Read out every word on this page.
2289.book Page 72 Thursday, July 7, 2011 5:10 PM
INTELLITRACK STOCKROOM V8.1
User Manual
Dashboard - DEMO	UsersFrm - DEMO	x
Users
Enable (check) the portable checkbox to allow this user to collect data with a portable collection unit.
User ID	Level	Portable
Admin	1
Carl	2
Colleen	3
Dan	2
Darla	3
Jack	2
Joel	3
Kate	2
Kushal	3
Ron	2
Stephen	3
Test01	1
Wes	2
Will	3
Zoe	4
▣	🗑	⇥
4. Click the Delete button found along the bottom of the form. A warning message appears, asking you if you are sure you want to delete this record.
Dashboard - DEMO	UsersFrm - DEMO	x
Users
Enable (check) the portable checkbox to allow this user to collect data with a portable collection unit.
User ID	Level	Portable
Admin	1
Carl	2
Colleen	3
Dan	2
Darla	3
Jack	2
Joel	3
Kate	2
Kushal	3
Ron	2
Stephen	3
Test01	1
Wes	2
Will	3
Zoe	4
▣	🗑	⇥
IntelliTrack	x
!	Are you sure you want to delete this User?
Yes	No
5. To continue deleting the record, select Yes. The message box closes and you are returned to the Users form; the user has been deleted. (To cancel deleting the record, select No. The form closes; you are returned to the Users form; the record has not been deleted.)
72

* _PROBLEM_: Pull out all lines of the data with the string "this".

* _FULL OUTPUT_:
Read out every word on this page.
Enable (check) the portable checkbox to allow this user to collect data with a portable collection unit.
4. Click the Delete button found along the bottom of the form. A warning message appears, asking you if you are sure you want to delete this record.
Enable (check) the portable checkbox to allow this user to collect data with a portable collection unit.
!	Are you sure you want to delete this User?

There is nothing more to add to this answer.